● **Set task**: Spot each line that carries the word "name"; copy those lines.

● **Supplied information**:
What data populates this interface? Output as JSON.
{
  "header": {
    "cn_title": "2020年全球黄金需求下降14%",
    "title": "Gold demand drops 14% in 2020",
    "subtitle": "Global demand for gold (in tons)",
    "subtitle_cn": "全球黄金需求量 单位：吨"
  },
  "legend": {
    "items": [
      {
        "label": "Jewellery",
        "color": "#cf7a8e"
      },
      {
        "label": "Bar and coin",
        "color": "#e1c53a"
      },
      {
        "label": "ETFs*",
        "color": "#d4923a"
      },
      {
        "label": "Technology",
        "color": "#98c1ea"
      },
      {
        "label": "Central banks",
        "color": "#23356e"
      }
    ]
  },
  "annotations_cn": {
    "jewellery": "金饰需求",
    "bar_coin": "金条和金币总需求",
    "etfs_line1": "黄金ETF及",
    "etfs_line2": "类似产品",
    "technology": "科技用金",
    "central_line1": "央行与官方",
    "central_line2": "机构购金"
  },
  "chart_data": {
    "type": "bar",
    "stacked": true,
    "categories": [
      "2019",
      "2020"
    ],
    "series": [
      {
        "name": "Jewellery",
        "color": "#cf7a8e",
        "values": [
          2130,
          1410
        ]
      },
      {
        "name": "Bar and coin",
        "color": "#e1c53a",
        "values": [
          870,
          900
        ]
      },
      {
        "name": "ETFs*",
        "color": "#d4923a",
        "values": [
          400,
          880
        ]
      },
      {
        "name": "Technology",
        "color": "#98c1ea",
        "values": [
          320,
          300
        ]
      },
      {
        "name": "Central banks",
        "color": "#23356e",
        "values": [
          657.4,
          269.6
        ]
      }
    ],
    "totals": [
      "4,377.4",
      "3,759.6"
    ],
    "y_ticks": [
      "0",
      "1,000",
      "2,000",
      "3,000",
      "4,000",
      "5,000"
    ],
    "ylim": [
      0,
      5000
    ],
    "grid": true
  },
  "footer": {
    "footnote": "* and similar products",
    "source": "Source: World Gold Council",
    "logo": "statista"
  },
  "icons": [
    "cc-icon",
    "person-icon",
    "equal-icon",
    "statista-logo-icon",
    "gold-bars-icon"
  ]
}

==

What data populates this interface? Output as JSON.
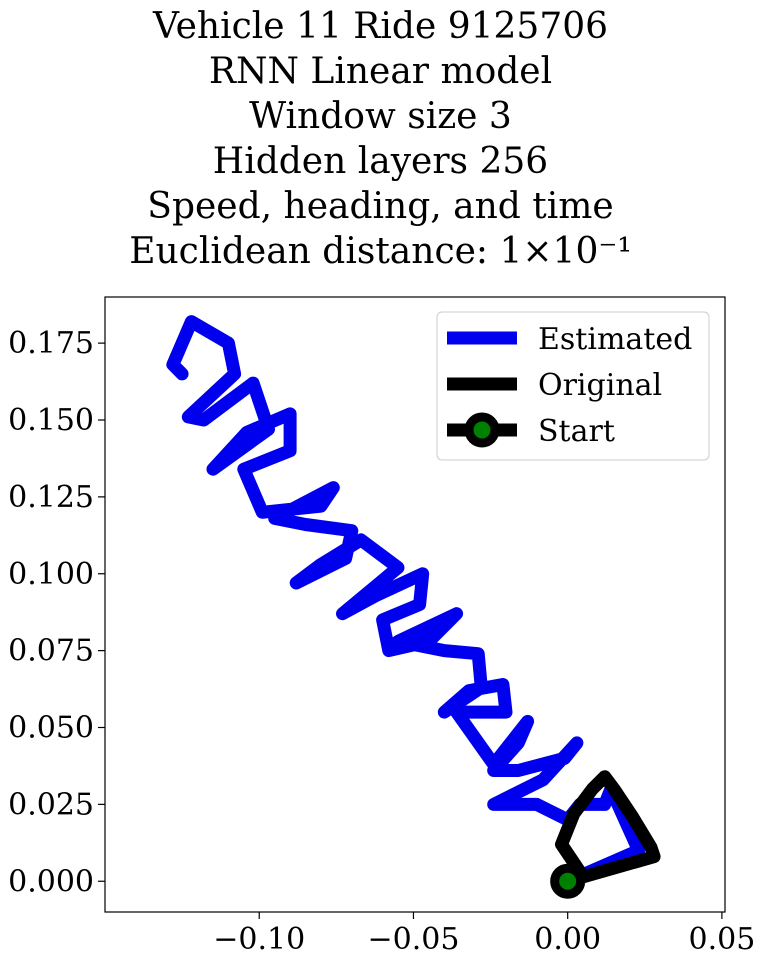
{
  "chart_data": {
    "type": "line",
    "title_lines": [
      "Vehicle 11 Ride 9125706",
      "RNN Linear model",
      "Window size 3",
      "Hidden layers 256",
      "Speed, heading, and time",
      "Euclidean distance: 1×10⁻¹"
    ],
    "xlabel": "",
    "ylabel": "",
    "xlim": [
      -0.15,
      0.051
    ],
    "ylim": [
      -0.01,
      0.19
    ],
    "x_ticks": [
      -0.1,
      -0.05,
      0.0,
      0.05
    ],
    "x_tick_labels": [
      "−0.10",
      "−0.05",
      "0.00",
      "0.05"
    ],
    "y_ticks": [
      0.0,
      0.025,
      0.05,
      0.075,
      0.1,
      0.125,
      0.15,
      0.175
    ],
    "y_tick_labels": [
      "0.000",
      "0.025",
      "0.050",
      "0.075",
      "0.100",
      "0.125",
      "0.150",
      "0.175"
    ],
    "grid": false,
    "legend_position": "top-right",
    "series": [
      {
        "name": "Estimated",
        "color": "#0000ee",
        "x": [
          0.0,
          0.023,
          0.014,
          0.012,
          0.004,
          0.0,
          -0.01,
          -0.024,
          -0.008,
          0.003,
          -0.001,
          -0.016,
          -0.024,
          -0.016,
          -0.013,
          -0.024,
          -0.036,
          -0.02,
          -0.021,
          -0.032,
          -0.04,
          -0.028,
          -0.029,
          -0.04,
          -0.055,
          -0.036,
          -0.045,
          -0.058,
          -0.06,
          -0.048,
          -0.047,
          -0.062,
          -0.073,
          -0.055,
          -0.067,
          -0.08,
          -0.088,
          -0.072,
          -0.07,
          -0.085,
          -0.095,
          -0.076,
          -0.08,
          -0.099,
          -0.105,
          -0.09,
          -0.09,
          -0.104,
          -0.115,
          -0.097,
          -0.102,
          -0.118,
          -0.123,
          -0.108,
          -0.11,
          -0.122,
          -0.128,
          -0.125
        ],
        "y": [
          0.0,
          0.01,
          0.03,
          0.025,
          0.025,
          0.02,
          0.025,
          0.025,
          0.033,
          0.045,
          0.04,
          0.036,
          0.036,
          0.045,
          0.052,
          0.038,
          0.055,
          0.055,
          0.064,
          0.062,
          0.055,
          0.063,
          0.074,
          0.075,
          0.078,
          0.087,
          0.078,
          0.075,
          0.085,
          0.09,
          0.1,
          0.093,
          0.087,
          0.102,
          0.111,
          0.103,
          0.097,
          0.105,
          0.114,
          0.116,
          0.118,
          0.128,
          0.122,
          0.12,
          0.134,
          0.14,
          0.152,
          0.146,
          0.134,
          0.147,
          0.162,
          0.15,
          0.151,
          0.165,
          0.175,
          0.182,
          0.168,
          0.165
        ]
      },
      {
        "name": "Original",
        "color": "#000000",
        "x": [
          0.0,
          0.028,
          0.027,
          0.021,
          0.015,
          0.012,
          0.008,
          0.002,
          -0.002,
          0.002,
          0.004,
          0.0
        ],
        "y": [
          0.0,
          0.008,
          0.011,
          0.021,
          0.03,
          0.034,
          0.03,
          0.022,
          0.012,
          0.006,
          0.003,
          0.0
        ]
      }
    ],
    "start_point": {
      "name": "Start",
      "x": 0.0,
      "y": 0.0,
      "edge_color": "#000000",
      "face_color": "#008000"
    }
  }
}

● **Expected output**:
        "name": "Jewellery",
        "name": "Bar and coin",
        "name": "ETFs*",
        "name": "Technology",
        "name": "Central banks",
        "name": "Estimated",
        "name": "Original",
      "name": "Start",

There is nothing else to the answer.